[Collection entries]
◆ ◆ ◆ ◆
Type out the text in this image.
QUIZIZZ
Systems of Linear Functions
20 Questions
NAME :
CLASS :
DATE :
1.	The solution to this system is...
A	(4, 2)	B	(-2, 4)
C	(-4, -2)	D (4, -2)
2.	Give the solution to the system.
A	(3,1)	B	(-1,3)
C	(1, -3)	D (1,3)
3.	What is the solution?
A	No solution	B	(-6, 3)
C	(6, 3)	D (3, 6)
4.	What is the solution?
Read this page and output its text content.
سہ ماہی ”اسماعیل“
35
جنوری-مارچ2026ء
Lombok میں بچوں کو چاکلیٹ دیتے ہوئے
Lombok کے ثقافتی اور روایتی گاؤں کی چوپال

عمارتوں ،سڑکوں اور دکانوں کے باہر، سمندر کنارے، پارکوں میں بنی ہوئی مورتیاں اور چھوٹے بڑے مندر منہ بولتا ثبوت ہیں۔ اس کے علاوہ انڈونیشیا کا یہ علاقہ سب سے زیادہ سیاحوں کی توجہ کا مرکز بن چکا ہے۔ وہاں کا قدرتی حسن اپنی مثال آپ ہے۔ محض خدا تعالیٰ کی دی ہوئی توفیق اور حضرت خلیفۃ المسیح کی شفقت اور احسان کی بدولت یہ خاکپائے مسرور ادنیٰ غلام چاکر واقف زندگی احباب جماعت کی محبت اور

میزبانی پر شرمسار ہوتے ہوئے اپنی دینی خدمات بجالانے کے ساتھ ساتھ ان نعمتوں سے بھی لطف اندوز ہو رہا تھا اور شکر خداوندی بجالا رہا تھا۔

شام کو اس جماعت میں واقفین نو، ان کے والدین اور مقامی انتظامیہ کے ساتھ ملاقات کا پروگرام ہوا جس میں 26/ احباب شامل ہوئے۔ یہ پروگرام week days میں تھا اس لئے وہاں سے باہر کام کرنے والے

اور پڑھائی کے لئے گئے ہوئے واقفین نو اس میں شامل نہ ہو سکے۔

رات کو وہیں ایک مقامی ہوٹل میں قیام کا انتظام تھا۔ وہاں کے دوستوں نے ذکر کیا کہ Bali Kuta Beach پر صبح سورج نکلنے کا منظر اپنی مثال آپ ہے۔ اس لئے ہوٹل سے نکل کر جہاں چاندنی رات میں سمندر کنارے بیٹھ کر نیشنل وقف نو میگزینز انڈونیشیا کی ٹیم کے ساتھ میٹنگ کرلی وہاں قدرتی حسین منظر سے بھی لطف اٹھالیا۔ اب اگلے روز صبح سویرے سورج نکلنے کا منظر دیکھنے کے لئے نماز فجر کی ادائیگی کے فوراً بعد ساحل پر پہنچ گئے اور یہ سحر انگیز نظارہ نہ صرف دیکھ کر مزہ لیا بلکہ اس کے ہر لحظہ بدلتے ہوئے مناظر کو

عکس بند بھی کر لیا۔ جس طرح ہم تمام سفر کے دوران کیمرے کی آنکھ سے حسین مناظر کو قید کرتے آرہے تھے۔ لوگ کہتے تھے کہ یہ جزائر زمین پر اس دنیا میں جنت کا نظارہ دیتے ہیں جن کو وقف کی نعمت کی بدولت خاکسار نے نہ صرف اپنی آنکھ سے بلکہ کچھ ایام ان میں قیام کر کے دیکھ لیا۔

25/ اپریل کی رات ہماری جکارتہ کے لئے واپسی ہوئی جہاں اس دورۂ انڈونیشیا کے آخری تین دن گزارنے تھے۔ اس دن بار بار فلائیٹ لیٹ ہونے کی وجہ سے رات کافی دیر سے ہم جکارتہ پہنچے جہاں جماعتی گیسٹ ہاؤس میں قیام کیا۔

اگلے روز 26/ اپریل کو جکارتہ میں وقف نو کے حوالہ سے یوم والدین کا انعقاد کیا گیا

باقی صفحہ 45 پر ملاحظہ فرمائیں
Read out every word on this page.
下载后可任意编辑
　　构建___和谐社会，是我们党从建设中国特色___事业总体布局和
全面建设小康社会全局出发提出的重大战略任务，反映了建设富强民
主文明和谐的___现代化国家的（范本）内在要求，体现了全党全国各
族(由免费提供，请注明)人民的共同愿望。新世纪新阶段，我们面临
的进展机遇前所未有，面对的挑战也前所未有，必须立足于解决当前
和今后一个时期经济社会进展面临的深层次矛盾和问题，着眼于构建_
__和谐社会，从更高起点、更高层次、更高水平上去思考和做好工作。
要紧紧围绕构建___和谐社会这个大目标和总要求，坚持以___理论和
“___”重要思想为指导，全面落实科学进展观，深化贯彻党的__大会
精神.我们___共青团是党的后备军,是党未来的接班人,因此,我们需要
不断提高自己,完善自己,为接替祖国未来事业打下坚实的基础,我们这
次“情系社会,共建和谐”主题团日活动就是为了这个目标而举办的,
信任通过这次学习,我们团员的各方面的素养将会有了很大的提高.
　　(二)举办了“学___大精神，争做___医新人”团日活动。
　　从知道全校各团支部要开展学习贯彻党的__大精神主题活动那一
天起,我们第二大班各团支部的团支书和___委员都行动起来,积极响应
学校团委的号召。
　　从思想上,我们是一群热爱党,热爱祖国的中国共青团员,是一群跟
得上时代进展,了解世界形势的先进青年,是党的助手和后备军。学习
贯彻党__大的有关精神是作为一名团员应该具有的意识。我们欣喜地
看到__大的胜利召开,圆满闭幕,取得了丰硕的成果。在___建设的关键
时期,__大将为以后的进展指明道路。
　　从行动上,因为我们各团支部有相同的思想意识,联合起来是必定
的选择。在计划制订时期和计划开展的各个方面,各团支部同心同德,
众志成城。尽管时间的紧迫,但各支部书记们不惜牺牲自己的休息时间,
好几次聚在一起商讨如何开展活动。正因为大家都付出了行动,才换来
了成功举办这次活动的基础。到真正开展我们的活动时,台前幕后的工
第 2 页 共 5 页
◆ ◆ ◆ ◆
The lines to collect are those holding the string "this"; copy them all.

**Reply**
Type out the text in this image.
1.	The solution to this system is...
Read this page and output its text content.
Read out every word on this page.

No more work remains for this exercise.